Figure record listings
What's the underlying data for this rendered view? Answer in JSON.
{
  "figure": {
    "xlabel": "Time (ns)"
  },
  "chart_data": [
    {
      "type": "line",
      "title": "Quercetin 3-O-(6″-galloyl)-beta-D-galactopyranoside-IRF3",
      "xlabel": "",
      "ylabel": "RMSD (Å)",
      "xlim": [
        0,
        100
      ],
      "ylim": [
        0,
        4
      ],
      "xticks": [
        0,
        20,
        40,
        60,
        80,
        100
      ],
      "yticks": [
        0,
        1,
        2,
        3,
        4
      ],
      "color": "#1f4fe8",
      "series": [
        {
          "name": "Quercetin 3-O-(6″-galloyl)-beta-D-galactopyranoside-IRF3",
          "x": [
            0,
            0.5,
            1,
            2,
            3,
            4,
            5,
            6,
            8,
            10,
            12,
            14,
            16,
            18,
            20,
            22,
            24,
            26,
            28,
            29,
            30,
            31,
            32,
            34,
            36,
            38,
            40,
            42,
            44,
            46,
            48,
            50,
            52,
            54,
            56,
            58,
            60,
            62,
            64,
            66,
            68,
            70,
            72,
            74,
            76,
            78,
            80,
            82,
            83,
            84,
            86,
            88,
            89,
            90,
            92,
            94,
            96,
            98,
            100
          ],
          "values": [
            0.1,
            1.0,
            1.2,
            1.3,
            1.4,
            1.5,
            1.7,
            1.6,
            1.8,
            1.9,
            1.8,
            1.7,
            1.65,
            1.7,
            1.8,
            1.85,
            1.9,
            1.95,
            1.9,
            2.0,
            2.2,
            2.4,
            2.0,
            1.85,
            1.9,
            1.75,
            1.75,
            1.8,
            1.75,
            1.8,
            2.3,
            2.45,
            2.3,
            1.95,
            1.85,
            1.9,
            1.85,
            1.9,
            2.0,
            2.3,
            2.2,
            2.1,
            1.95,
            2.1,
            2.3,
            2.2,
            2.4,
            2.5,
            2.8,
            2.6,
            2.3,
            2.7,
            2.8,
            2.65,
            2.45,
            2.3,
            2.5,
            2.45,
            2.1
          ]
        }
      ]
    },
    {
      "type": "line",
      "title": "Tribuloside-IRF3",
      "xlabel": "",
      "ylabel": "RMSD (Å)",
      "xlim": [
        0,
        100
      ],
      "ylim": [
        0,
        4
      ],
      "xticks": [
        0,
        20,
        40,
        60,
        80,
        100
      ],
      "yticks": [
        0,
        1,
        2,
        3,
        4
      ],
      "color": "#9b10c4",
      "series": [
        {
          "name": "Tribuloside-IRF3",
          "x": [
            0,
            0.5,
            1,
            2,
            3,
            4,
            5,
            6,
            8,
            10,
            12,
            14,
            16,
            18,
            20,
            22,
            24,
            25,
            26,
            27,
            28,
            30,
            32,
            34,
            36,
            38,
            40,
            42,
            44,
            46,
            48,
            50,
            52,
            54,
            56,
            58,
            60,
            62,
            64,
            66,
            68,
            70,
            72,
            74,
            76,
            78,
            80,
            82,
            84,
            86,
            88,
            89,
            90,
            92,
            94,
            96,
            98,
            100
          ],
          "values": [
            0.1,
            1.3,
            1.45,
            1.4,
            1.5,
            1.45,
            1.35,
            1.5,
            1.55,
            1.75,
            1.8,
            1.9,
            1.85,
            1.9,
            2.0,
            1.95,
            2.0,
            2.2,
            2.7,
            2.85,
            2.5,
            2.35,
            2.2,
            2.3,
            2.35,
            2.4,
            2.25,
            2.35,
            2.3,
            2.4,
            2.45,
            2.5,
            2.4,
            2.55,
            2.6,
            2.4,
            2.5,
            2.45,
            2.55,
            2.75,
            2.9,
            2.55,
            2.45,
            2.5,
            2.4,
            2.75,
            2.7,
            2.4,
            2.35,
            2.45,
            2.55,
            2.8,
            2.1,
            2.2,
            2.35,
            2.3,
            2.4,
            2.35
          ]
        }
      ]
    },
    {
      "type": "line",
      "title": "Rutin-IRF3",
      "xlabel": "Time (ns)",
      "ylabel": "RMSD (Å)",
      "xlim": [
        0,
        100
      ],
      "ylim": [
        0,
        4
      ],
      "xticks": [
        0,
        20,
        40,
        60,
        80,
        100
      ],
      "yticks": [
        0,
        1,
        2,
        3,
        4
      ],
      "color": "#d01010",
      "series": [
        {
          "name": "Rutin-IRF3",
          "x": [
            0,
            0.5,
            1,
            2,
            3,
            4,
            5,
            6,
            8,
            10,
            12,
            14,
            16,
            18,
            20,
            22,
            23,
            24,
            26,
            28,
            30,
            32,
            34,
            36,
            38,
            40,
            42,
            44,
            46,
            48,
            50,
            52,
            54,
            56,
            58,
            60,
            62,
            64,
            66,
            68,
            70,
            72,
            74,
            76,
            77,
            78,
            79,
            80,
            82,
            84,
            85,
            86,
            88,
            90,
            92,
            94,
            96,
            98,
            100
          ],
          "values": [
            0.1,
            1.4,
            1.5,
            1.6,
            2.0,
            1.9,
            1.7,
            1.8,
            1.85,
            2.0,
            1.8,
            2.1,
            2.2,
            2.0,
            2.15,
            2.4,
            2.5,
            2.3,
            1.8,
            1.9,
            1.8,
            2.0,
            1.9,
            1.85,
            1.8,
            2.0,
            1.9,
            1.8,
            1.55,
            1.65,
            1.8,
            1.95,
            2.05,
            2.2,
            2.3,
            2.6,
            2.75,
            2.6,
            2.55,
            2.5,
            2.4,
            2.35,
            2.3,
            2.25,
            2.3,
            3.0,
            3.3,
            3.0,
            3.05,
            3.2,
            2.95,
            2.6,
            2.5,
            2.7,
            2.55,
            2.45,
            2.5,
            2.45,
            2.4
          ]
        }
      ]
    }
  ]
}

-- SET TASK --
Give nothing but the number of lines containing the string "galactopyranoside".

-- RESPONSE TO THE EXERCISE --
2